**GOAL OF THE EXERCISE**
Each line that includes the string "screenshot" counts once; give the total and nothing else.

◆ ◆ ◆ ◆

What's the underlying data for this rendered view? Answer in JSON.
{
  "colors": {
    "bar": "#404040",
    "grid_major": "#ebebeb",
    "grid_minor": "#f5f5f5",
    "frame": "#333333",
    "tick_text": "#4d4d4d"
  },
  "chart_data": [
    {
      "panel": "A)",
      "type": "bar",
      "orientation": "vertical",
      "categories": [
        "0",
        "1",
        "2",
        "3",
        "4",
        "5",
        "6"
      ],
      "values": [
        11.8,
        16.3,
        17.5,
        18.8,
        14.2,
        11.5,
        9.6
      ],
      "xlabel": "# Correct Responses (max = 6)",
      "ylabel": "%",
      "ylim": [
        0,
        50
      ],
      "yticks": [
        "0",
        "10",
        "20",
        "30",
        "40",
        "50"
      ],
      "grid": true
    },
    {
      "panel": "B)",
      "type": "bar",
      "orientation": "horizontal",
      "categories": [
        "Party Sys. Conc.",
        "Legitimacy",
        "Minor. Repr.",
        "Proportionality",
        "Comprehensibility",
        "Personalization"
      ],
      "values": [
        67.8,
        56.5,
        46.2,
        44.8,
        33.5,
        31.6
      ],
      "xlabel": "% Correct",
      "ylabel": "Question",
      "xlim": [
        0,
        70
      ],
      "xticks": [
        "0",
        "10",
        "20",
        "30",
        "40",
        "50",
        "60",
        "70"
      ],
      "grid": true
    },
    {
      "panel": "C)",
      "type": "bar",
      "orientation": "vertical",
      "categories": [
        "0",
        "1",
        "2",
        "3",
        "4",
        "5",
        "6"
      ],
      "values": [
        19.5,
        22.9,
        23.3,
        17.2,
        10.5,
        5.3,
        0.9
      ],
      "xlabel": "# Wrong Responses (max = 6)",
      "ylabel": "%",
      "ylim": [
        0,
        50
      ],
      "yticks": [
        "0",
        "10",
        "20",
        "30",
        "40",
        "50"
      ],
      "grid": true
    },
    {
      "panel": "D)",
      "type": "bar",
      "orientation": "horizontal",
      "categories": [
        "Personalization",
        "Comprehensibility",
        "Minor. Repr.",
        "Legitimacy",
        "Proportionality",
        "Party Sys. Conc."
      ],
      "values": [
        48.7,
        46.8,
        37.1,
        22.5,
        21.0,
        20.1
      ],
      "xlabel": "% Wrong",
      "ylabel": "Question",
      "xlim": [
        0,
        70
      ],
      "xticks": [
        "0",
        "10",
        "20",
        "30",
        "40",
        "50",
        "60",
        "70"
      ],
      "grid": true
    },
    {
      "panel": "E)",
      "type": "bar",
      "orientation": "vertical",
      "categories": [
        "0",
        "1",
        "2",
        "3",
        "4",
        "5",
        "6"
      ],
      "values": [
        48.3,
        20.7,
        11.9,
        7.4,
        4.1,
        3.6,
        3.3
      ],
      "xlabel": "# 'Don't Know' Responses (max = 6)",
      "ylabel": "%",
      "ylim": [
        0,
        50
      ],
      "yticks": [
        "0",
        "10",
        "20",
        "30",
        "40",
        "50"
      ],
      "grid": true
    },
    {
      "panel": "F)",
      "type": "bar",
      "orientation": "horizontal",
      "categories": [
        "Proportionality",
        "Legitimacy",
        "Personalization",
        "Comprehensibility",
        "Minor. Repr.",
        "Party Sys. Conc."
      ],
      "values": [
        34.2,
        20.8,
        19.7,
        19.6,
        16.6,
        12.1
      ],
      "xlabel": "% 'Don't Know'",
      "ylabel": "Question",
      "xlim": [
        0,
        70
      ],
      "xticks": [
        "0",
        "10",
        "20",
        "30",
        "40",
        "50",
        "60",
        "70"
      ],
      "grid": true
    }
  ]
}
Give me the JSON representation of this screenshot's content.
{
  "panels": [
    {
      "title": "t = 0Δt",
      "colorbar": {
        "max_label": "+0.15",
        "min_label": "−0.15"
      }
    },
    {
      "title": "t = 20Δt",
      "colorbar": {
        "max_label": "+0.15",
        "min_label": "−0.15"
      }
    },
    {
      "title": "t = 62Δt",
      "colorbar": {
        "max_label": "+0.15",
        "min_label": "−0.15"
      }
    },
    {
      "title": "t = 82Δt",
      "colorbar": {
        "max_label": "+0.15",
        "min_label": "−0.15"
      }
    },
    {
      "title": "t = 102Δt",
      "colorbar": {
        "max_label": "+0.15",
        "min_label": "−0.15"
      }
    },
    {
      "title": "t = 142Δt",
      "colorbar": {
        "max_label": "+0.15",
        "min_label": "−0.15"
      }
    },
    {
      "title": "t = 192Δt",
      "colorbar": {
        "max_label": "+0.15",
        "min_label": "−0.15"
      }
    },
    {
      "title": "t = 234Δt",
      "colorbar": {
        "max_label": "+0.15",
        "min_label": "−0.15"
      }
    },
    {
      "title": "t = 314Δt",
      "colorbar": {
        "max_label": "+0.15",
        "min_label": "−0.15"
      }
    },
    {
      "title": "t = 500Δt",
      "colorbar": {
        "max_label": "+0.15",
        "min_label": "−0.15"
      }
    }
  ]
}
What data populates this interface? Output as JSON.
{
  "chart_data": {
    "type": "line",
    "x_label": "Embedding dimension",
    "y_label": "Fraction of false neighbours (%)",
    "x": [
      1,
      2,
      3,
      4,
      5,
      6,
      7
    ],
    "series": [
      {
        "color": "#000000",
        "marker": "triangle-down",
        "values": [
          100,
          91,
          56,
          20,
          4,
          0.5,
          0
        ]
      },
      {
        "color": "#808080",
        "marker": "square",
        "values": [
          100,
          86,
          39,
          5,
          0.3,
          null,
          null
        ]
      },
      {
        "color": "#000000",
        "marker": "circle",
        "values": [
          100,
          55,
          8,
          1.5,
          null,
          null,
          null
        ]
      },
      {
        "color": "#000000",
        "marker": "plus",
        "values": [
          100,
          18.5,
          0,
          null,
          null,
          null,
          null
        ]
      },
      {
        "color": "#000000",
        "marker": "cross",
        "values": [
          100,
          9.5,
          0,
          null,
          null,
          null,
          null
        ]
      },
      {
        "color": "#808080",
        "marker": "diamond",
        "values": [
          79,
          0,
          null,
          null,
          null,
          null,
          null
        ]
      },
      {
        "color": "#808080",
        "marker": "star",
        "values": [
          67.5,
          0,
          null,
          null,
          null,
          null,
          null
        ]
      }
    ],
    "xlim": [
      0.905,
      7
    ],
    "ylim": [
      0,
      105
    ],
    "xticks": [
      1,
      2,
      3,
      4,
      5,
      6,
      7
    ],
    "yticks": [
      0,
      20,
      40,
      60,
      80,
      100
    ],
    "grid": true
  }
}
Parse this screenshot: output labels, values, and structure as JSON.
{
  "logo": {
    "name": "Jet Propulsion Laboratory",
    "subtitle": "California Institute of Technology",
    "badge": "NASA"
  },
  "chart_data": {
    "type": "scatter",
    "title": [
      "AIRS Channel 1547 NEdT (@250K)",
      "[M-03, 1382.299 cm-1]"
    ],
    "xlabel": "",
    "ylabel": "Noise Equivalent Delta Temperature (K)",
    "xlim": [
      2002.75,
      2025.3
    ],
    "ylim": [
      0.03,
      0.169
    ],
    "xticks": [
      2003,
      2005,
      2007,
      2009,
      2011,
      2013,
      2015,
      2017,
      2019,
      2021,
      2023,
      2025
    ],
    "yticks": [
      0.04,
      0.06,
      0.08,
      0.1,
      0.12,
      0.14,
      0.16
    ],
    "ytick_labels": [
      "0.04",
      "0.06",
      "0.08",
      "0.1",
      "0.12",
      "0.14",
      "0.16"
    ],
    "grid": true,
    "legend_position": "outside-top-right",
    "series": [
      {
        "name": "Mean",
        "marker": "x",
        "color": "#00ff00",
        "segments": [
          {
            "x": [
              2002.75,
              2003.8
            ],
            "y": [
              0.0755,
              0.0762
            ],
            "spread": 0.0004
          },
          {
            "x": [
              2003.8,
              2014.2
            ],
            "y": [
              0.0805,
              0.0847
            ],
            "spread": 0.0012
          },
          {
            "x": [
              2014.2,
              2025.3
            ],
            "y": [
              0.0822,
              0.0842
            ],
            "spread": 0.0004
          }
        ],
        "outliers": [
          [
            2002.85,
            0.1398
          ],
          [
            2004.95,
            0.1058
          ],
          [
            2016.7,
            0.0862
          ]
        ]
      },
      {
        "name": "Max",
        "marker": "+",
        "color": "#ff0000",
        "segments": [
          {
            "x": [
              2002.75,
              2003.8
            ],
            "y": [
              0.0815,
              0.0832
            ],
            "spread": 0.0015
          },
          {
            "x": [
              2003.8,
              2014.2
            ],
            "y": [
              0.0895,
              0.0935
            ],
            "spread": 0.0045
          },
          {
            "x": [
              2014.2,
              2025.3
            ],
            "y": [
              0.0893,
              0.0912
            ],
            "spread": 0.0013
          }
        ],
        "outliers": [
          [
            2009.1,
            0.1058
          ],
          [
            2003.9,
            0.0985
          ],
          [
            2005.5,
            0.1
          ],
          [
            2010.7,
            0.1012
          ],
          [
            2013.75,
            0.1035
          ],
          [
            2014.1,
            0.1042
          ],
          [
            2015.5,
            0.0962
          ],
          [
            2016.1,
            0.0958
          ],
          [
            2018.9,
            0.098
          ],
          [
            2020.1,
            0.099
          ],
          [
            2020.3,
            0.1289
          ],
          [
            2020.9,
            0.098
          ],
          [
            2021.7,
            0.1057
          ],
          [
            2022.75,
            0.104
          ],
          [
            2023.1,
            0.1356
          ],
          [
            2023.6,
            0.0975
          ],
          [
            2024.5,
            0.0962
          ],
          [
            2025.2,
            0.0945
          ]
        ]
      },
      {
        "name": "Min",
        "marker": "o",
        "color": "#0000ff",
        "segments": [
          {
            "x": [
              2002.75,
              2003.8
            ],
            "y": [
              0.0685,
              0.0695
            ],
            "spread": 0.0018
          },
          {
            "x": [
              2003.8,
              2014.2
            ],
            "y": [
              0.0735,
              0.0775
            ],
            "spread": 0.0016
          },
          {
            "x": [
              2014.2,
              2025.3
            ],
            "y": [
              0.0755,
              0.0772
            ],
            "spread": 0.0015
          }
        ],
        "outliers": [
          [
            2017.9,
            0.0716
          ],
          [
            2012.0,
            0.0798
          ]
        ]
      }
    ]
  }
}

◆ ◆ ◆ ◆

**WRITTEN ANSWER**
2